Locate the lines that hold the string "Recreational". Copy every such line.

--- --- ---

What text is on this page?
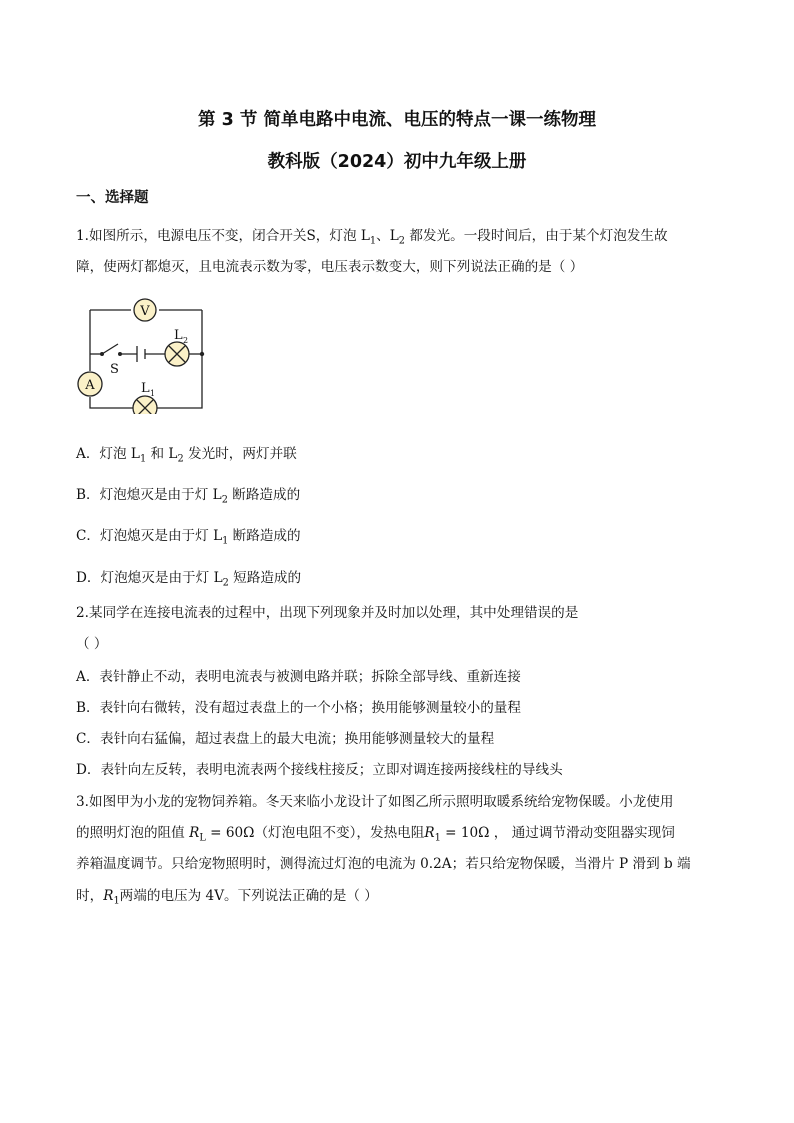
第 3 节 简单电路中电流、电压的特点一课一练物理
教科版（2024）初中九年级上册
一、选择题
1.如图所示，电源电压不变，闭合开关S，灯泡 $L_1$、$L_2$ 都发光。一段时间后，由于某个灯泡发生故
障，使两灯都熄灭，且电流表示数为零，电压表示数变大，则下列说法正确的是（ ）
V
A
L 2
L 1
S
A．灯泡 $L_1$ 和 $L_2$ 发光时，两灯并联
B．灯泡熄灭是由于灯 $L_2$ 断路造成的
C．灯泡熄灭是由于灯 $L_1$ 断路造成的
D．灯泡熄灭是由于灯 $L_2$ 短路造成的
2.某同学在连接电流表的过程中，出现下列现象并及时加以处理，其中处理错误的是
（ ）
A．表针静止不动，表明电流表与被测电路并联；拆除全部导线、重新连接
B．表针向右微转，没有超过表盘上的一个小格；换用能够测量较小的量程
C．表针向右猛偏，超过表盘上的最大电流；换用能够测量较大的量程
D．表针向左反转，表明电流表两个接线柱接反；立即对调连接两接线柱的导线头
3.如图甲为小龙的宠物饲养箱。冬天来临小龙设计了如图乙所示照明取暖系统给宠物保暖。小龙使用
的照明灯泡的阻值 $R_L = 60\Omega$（灯泡电阻不变），发热电阻$R_1 = 10\Omega$ ， 通过调节滑动变阻器实现饲
养箱温度调节。只给宠物照明时，测得流过灯泡的电流为 0.2A；若只给宠物保暖，当滑片 P 滑到 b 端
时，$R_1$两端的电压为 4V。下列说法正确的是（ ）
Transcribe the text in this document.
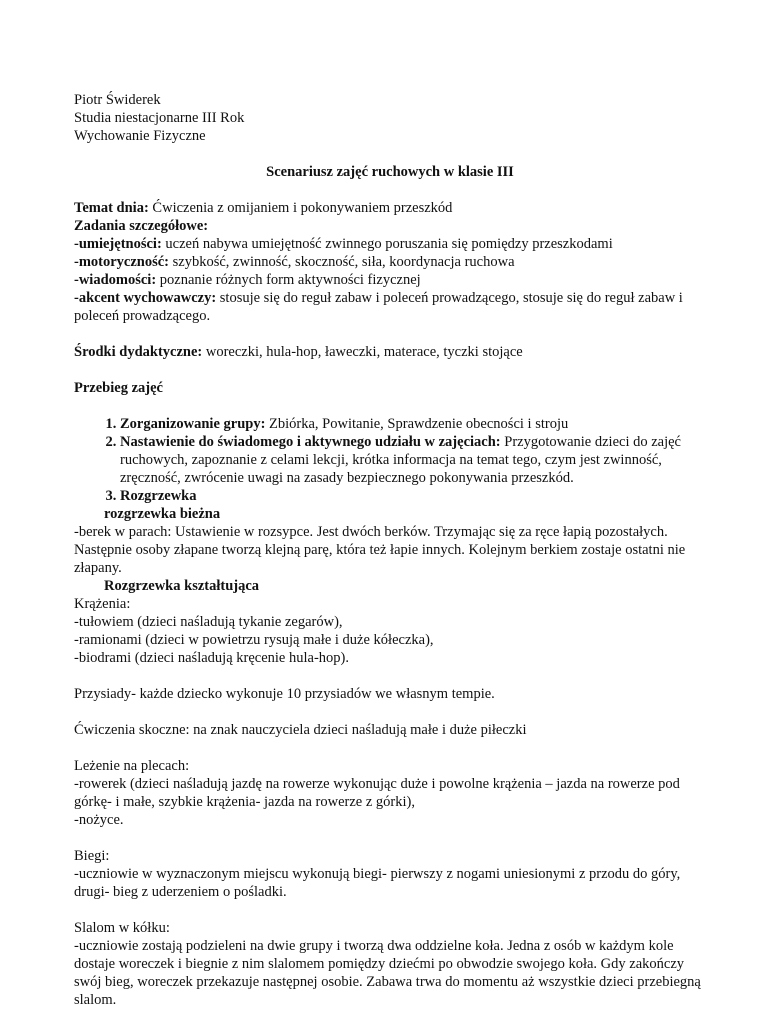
Piotr Świderek

Studia niestacjonarne III Rok

Wychowanie Fizyczne

Scenariusz zajęć ruchowych w klasie III

Temat dnia: Ćwiczenia z omijaniem i pokonywaniem przeszkód

Zadania szczegółowe:

-umiejętności: uczeń nabywa umiejętność zwinnego poruszania się pomiędzy przeszkodami

-motoryczność: szybkość, zwinność, skoczność, siła, koordynacja ruchowa

-wiadomości: poznanie różnych form aktywności fizycznej

-akcent wychowawczy: stosuje się do reguł zabaw i poleceń prowadzącego, stosuje się do reguł zabaw i poleceń prowadzącego.

Środki dydaktyczne: woreczki, hula-hop, ławeczki, materace, tyczki stojące

Przebieg zajęć

1. Zorganizowanie grupy: Zbiórka, Powitanie, Sprawdzenie obecności i stroju
2. Nastawienie do świadomego i aktywnego udziału w zajęciach: Przygotowanie dzieci do zajęć ruchowych, zapoznanie z celami lekcji, krótka informacja na temat tego, czym jest zwinność, zręczność, zwrócenie uwagi na zasady bezpiecznego pokonywania przeszkód.
3. Rozgrzewka

rozgrzewka bieżna

-berek w parach: Ustawienie w rozsypce. Jest dwóch berków. Trzymając się za ręce łapią pozostałych. Następnie osoby złapane tworzą klejną parę, która też łapie innych. Kolejnym berkiem zostaje ostatni nie złapany.

Rozgrzewka kształtująca

Krążenia:

-tułowiem (dzieci naśladują tykanie zegarów),

-ramionami (dzieci w powietrzu rysują małe i duże kółeczka),

-biodrami (dzieci naśladują kręcenie hula-hop).

Przysiady- każde dziecko wykonuje 10 przysiadów we własnym tempie.

Ćwiczenia skoczne: na znak nauczyciela dzieci naśladują małe i duże piłeczki

Leżenie na plecach:

-rowerek (dzieci naśladują jazdę na rowerze wykonując duże i powolne krążenia – jazda na rowerze pod górkę- i małe, szybkie krążenia- jazda na rowerze z górki),

-nożyce.

Biegi:

-uczniowie w wyznaczonym miejscu wykonują biegi- pierwszy z nogami uniesionymi z przodu do góry, drugi- bieg z uderzeniem o pośladki.

Slalom w kółku:

-uczniowie zostają podzieleni na dwie grupy i tworzą dwa oddzielne koła. Jedna z osób w każdym kole dostaje woreczek i biegnie z nim slalomem pomiędzy dziećmi po obwodzie swojego koła. Gdy zakończy swój bieg, woreczek przekazuje następnej osobie. Zabawa trwa do momentu aż wszystkie dzieci przebiegną slalom.
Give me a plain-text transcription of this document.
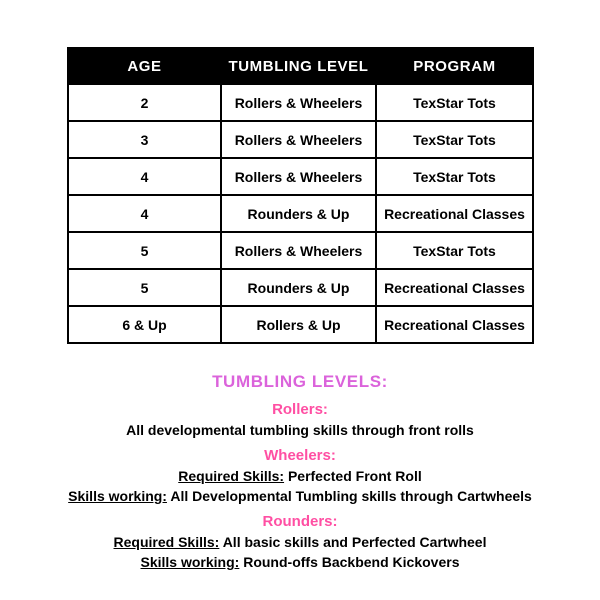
AGE	TUMBLING LEVEL	PROGRAM
2	Rollers & Wheelers	TexStar Tots
3	Rollers & Wheelers	TexStar Tots
4	Rollers & Wheelers	TexStar Tots
4	Rounders & Up	Recreational Classes
5	Rollers & Wheelers	TexStar Tots
5	Rounders & Up	Recreational Classes
6 & Up	Rollers & Up	Recreational Classes
TUMBLING LEVELS:
Rollers:
All developmental tumbling skills through front rolls
Wheelers:
Required Skills: Perfected Front Roll
Skills working: All Developmental Tumbling skills through Cartwheels
Rounders:
Required Skills: All basic skills and Perfected Cartwheel
Skills working: Round-offs Backbend Kickovers
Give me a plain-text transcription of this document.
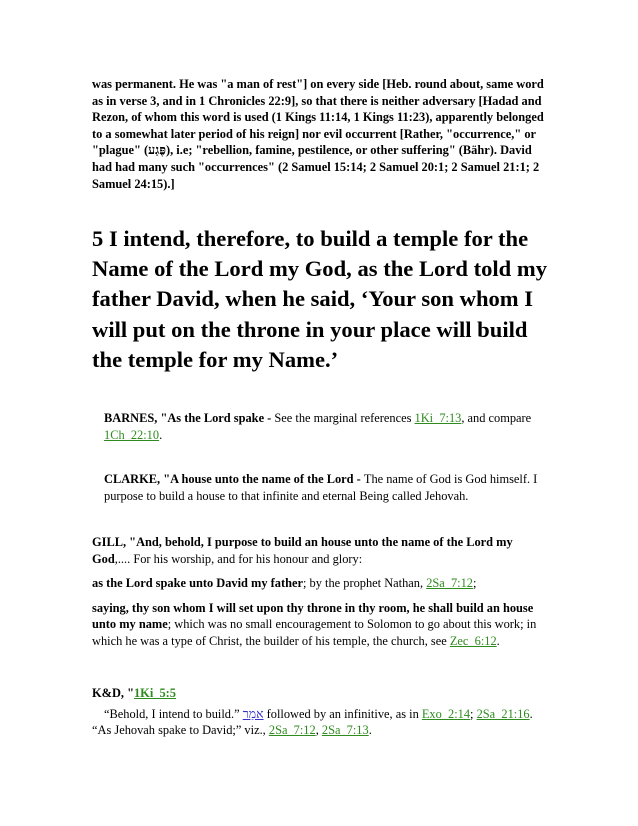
was permanent. He was "a man of rest"] on every side [Heb. round about, same word as in verse 3, and in 1 Chronicles 22:9], so that there is neither adversary [Hadad and Rezon, of whom this word is used (1 Kings 11:14, 1 Kings 11:23), apparently belonged to a somewhat later period of his reign] nor evil occurrent [Rather, "occurrence," or "plague" (פֶּגַע), i.e; "rebellion, famine, pestilence, or other suffering" (Bähr). David had had many such "occurrences" (2 Samuel 15:14; 2 Samuel 20:1; 2 Samuel 21:1; 2 Samuel 24:15).]
5 I intend, therefore, to build a temple for the Name of the Lord my God, as the Lord told my father David, when he said, ‘Your son whom I will put on the throne in your place will build the temple for my Name.’

BARNES, "As the Lord spake - See the marginal references 1Ki_7:13, and compare 1Ch_22:10.

CLARKE, "A house unto the name of the Lord - The name of God is God himself. I purpose to build a house to that infinite and eternal Being called Jehovah.

GILL, "And, behold, I purpose to build an house unto the name of the Lord my God,.... For his worship, and for his honour and glory:

as the Lord spake unto David my father; by the prophet Nathan, 2Sa_7:12;

saying, thy son whom I will set upon thy throne in thy room, he shall build an house unto my name; which was no small encouragement to Solomon to go about this work; in which he was a type of Christ, the builder of his temple, the church, see Zec_6:12.

K&D, "1Ki_5:5

“Behold, I intend to build.” אמַר followed by an infinitive, as in Exo_2:14; 2Sa_21:16.

“As Jehovah spake to David;” viz., 2Sa_7:12, 2Sa_7:13.
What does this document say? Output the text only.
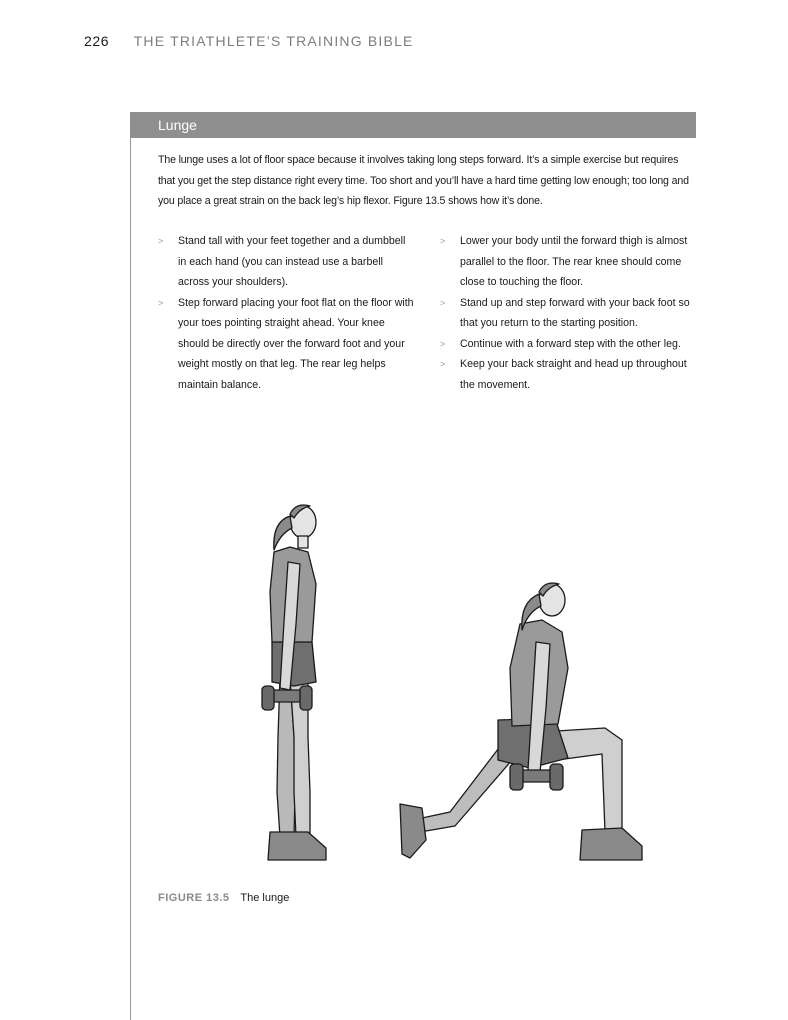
226 THE TRIATHLETE’S TRAINING BIBLE
Lunge

The lunge uses a lot of floor space because it involves taking long steps forward. It’s a simple exercise but requires that you get the step distance right every time. Too short and you’ll have a hard time getting low enough; too long and you place a great strain on the back leg’s hip flexor. Figure 13.5 shows how it’s done.

> Stand tall with your feet together and a dumbbell in each hand (you can instead use a barbell across your shoulders).
> Step forward placing your foot flat on the floor with your toes pointing straight ahead. Your knee should be directly over the forward foot and your weight mostly on that leg. The rear leg helps maintain balance.
> Lower your body until the forward thigh is almost parallel to the floor. The rear knee should come close to touching the floor.
> Stand up and step forward with your back foot so that you return to the starting position.
> Continue with a forward step with the other leg.
> Keep your back straight and head up throughout the movement.
FIGURE 13.5 The lunge
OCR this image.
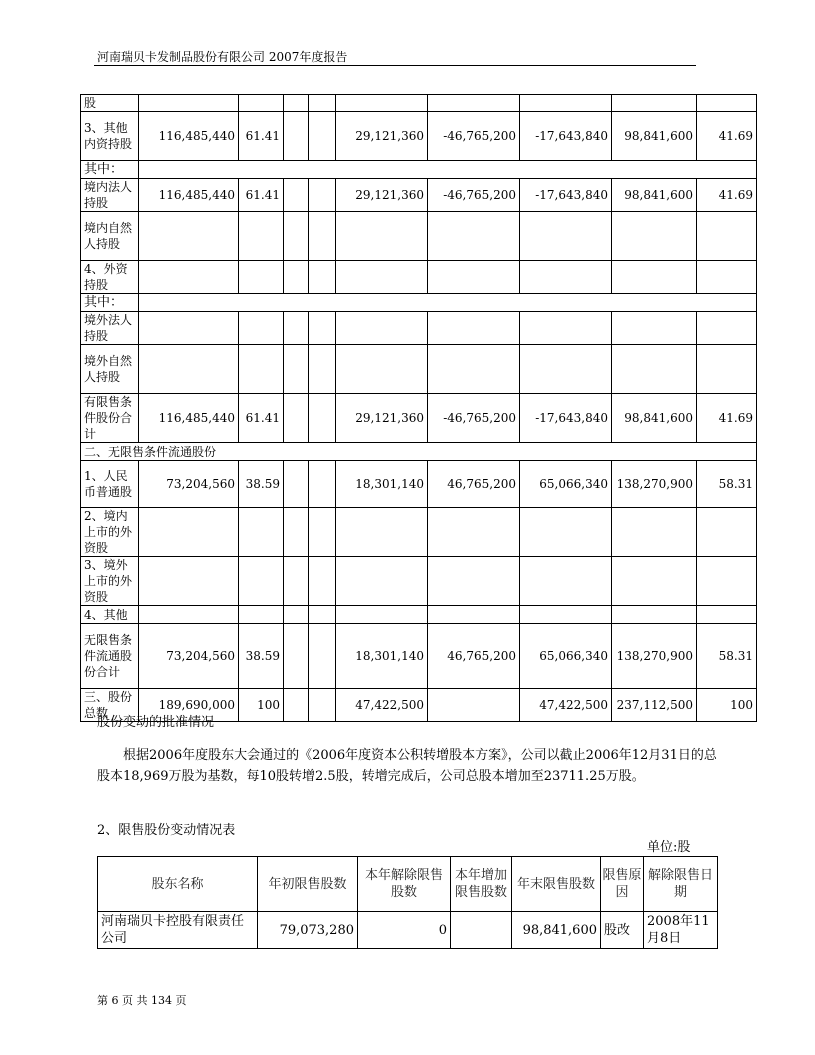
河南瑞贝卡发制品股份有限公司 2007年度报告
股									
3、其他内资持股	116,485,440	61.41			29,121,360	-46,765,200	-17,643,840	98,841,600	41.69
其中：									
境内法人持股	116,485,440	61.41			29,121,360	-46,765,200	-17,643,840	98,841,600	41.69
境内自然人持股									
4、外资持股									
其中：									
境外法人持股									
境外自然人持股									
有限售条件股份合计	116,485,440	61.41			29,121,360	-46,765,200	-17,643,840	98,841,600	41.69
二、无限售条件流通股份									
1、人民币普通股	73,204,560	38.59			18,301,140	46,765,200	65,066,340	138,270,900	58.31
2、境内上市的外资股									
3、境外上市的外资股									
4、其他									
无限售条件流通股份合计	73,204,560	38.59			18,301,140	46,765,200	65,066,340	138,270,900	58.31
三、股份总数	189,690,000	100			47,422,500		47,422,500	237,112,500	100
股份变动的批准情况
根据2006年度股东大会通过的《2006年度资本公积转增股本方案》，公司以截止2006年12月31日的总股本18,969万股为基数，每10股转增2.5股，转增完成后，公司总股本增加至23711.25万股。
2、限售股份变动情况表
单位:股
股东名称	年初限售股数	本年解除限售股数	本年增加限售股数	年末限售股数	限售原因	解除限售日期
河南瑞贝卡控股有限责任公司	79,073,280	0		98,841,600	股改	2008年11月8日
第 6 页 共 134 页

--- --- ---

The answer:
4	Rounders & Up	Recreational Classes
5	Rounders & Up	Recreational Classes
6 & Up	Rollers & Up	Recreational Classes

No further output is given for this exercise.